## Written exercise
Of all the lines in the material below, how many include the string "площади"? Give the number only.

## Material provided

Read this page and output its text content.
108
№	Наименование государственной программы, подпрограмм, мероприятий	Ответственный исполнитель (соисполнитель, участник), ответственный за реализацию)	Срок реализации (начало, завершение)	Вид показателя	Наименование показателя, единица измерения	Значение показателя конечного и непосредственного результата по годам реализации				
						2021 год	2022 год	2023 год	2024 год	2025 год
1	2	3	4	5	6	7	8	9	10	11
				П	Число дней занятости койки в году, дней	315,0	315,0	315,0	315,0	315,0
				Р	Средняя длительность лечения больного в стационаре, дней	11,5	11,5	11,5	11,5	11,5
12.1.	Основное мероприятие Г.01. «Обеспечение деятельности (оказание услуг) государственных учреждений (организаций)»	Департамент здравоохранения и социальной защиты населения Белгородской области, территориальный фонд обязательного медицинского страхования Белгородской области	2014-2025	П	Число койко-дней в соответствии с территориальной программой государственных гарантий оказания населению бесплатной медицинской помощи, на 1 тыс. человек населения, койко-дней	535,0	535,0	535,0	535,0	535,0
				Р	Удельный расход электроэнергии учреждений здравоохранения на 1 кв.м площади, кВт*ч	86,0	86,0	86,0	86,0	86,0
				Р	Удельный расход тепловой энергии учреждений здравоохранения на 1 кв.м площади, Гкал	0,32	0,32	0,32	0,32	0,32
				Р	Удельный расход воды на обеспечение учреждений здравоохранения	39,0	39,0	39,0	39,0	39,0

## Correct result
2